* **SOURCE PASSAGE**:
[Begin]

Step 1: Generate synthetic data with known feature structure

import numpy as np


def make_feature_selection_data(n_samples=500, seed=42):
    rng = np.random.RandomState(seed)

    x1 = rng.randn(n_samples)
    x2 = rng.randn(n_samples)
    x3 = rng.randn(n_samples)
    x4 = x1 + 0.1 * rng.randn(n_samples)
    x5 = x2 + 0.1 * rng.randn(n_samples)

    informative = np.column_stack([x1, x2, x3, x4, x5])

    correlated = np.column_stack([
        x1 * 0.9 + 0.1 * rng.randn(n_samples),
        x2 * 0.8 + 0.2 * rng.randn(n_samples),
        x3 * 0.7 + 0.3 * rng.randn(n_samples),
        x1 * 0.5 + x2 * 0.5 + 0.1 * rng.randn(n_samples),
        x2 * 0.6 + x3 * 0.4 + 0.1 * rng.randn(n_samples),
    ])

    noise = rng.randn(n_samples, 10) * 0.5

    X = np.hstack([informative, correlated, noise])
    y = (2 * x1 - 1.5 * x2 + x3 + 0.5 * rng.randn(n_samples) > 0).astype(int)

    feature_names = (
        [f"info_{i}" for i in range(5)]
        + [f"corr_{i}" for i in range(5)]
        + [f"noise_{i}" for i in range(10)]
    )

    return X, y, feature_names

We know the ground truth: features 0-4 are informative (plus 3 and 4 are correlated copies of 0 and 1), features 5-9 are correlated with informative features, features 10-19 are pure noise. A good selection method should rank 0-4 highest and 10-19 lowest.

Step 2: Variance threshold

def variance_threshold(X, threshold=0.01):
    variances = np.var(X, axis=0)
    mask = variances > threshold
    return mask, variances

Step 3: Mutual information (discrete)

def discretize(x, n_bins=10):
    min_val, max_val = x.min(), x.max()
    if max_val == min_val:
        return np.zeros_like(x, dtype=int)
    bin_edges = np.linspace(min_val, max_val, n_bins + 1)
    binned = np.digitize(x, bin_edges[1:-1])
    return binned


def mutual_information(X, y, n_bins=10):
    n_samples, n_features = X.shape
    mi_scores = np.zeros(n_features)

    y_vals, y_counts = np.unique(y, return_counts=True)
    p_y = y_counts / n_samples

    for f in range(n_features):
        x_binned = discretize(X[:, f], n_bins)
        x_vals, x_counts = np.unique(x_binned, return_counts=True)
        p_x = dict(zip(x_vals, x_counts / n_samples))

        mi = 0.0
        for xv in x_vals:
            for yi, yv in enumerate(y_vals):
                joint_mask = (x_binned == xv) & (y == yv)
                p_xy = np.sum(joint_mask) / n_samples
                if p_xy > 0:
                    mi += p_xy * np.log(p_xy / (p_x[xv] * p_y[yi]))

[End]

* **TASK 1**:
Recast the records from the line containing "eds-peak-label: Pt: [211, 136, 220, 146]" through the line containing "tga-arrowhead-red-top: [201, 231, 208, 239]" as a Markdown table with columns Row and Line, one numbered row per line, leaving out blank lines.
The records are unrelated to the text.

* **RECORDS TO PROCESS**:

[Begin]

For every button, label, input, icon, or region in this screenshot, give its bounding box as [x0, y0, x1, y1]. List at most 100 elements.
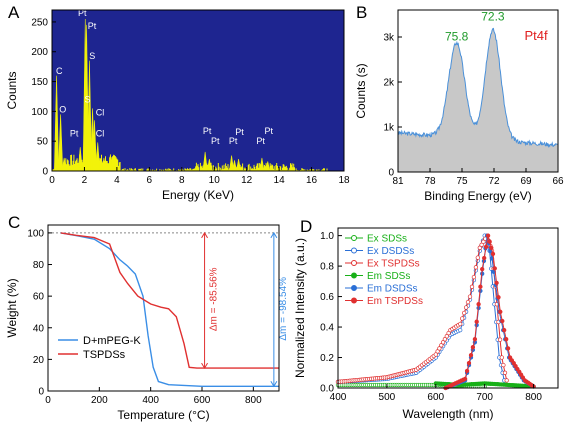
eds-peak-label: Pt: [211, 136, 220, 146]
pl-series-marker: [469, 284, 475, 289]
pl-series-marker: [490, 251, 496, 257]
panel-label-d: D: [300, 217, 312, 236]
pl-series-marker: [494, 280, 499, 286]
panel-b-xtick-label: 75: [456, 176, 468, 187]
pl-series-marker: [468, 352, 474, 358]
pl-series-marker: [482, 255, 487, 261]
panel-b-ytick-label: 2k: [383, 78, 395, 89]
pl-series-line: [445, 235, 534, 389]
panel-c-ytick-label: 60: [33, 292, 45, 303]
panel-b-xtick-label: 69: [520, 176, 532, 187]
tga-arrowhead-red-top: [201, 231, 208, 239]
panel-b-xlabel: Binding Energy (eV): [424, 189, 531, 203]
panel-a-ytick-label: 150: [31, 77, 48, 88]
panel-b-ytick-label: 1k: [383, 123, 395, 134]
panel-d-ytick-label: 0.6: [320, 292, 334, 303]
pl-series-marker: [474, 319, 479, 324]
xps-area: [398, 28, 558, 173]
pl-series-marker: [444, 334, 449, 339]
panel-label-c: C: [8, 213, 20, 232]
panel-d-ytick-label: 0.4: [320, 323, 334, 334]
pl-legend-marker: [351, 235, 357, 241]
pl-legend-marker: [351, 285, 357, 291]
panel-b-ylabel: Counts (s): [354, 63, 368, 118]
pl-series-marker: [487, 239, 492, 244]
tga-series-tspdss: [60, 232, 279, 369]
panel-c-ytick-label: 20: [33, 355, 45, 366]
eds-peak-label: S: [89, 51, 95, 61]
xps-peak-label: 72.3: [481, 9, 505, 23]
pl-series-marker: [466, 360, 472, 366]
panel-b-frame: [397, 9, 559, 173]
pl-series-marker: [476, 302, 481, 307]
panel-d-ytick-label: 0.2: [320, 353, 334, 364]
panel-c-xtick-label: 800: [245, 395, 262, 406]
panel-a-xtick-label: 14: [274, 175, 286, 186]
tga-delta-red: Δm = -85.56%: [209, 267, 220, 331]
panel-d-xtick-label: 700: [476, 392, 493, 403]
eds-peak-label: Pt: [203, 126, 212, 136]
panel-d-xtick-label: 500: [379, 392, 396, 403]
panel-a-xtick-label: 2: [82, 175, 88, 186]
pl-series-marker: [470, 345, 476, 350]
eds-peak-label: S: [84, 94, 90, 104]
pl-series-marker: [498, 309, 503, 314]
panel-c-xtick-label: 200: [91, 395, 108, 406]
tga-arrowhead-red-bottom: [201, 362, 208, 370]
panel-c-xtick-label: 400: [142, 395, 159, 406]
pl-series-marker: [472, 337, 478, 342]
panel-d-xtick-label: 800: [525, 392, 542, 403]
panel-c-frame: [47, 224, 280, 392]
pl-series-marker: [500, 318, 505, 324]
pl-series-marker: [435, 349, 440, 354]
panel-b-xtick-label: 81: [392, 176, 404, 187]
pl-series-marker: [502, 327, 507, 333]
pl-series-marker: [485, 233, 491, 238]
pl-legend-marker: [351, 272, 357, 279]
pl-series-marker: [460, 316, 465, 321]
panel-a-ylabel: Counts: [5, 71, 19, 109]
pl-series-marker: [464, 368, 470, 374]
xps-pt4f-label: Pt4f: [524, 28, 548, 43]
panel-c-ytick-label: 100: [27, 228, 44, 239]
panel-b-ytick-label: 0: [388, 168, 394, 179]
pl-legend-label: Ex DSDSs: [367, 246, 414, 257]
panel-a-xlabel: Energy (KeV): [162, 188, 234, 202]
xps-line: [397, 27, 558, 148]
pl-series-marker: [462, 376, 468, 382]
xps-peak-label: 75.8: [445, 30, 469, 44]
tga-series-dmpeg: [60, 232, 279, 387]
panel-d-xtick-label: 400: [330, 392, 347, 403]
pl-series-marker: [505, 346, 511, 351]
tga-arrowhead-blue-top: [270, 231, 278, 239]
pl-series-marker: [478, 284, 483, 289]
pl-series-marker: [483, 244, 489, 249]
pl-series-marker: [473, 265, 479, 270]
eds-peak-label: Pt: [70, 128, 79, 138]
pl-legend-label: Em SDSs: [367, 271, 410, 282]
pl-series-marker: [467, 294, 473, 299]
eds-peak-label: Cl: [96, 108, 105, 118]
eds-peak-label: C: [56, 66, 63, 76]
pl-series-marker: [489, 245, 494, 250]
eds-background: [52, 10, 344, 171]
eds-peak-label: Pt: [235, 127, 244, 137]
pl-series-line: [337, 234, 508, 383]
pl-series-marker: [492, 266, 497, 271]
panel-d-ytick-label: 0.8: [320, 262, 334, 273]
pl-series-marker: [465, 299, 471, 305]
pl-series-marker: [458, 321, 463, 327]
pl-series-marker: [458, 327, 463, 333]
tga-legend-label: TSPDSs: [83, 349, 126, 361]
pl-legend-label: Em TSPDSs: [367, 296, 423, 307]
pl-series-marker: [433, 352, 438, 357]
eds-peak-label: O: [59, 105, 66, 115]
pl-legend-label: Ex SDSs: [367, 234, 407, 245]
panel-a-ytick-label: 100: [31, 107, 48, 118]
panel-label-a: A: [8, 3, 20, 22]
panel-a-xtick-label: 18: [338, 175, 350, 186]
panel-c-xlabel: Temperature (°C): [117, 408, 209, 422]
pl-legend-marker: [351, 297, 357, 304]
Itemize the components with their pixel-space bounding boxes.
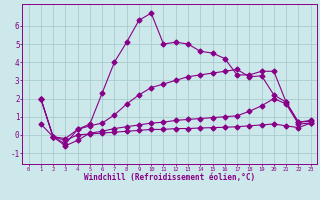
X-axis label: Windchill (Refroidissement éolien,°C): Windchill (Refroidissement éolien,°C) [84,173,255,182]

[End]

* **TASK 2**:
Continue the feature selection code from where it stops.

* **EXERCISE ANSWER 1**:
| Row | Line |
|---|---|
| 1 | eds-peak-label: Pt: [211, 136, 220, 146] |
| 2 | pl-series-marker: [469, 284, 475, 289] |
| 3 | pl-series-marker: [490, 251, 496, 257] |
| 4 | panel-label-d: D: [300, 217, 312, 236] |
| 5 | pl-series-marker: [494, 280, 499, 286] |
| 6 | panel-b-xtick-label: 75: [456, 176, 468, 187] |
| 7 | pl-series-marker: [468, 352, 474, 358] |
| 8 | pl-series-marker: [482, 255, 487, 261] |
| 9 | panel-b-ytick-label: 2k: [383, 78, 395, 89] |
| 10 | pl-series-line: [445, 235, 534, 389] |
| 11 | panel-c-ytick-label: 60: [33, 292, 45, 303] |
| 12 | panel-b-xtick-label: 69: [520, 176, 532, 187] |
| 13 | tga-arrowhead-red-top: [201, 231, 208, 239] |

* **EXERCISE ANSWER 2**:
        mi_scores[f] = mi

    return mi_scores

Step 4: Recursive Feature Elimination

def simple_logistic_importance(X, y, lr=0.1, epochs=100):
    n_samples, n_features = X.shape
    w = np.zeros(n_features)
    b = 0.0

    for _ in range(epochs):
        z = X @ w + b
        pred = 1.0 / (1.0 + np.exp(-np.clip(z, -500, 500)))
        error = pred - y
        w -= lr * (X.T @ error) / n_samples
        b -= lr * np.mean(error)

    return w, b


def rfe(X, y, n_features_to_select=5, lr=0.1, epochs=100):
    n_total = X.shape[1]
    remaining = list(range(n_total))
    rankings = np.ones(n_total, dtype=int)
    rank = n_total

    while len(remaining) > n_features_to_select:
        X_subset = X[:, remaining]
        w, _ = simple_logistic_importance(X_subset, y, lr, epochs)
        importances = np.abs(w)

        least_idx = np.argmin(importances)
        original_idx = remaining[least_idx]
        rankings[original_idx] = rank
        rank -= 1
        remaining.pop(least_idx)

    for idx in remaining:
        rankings[idx] = 1

    selected_mask = rankings == 1
    return selected_mask, rankings

Step 5: L1 feature selection

def soft_threshold(w, alpha):
    return np.sign(w) * np.maximum(np.abs(w) - alpha, 0)


def l1_feature_selection(X, y, alpha=0.1, lr=0.01, epochs=500):
    n_samples, n_features = X.shape
    w = np.zeros(n_features)
    b = 0.0

    for _ in range(epochs):
        z = X @ w + b
        pred = 1.0 / (1.0 + np.exp(-np.clip(z, -500, 500)))
        error = pred - y

        gradient_w = (X.T @ error) / n_samples
        gradient_b = np.mean(error)

        w -= lr * gradient_w
        w = soft_threshold(w, lr * alpha)
        b -= lr * gradient_b

    selected_mask = np.abs(w) > 1e-6
    return selected_mask, w

Step 6: Tree-based importance (simple decision tree)

def gini_impurity(y):
    if len(y) == 0:
        return 0.0
    classes, counts = np.unique(y, return_counts=True)
    probs = counts / len(y)
    return 1.0 - np.sum(probs ** 2)


def best_split(X, y, feature_idx):
    values = np.unique(X[:, feature_idx])
    if len(values) <= 1:
        return None, -1.0

    best_threshold = None
    best_gain = -1.0
    parent_gini = gini_impurity(y)
    n = len(y)

    for i in range(len(values) - 1):
        threshold = (values[i] + values[i + 1]) / 2.0
        left_mask = X[:, feature_idx] <= threshold
        right_mask = ~left_mask

        n_left = np.sum(left_mask)
        n_right = np.sum(right_mask)

        if n_left == 0 or n_right == 0:
            continue

        gain = parent_gini - (n_left / n) * gini_impurity(y[left_mask]) - (n_right / n) * gini_impurity(y[right_mask])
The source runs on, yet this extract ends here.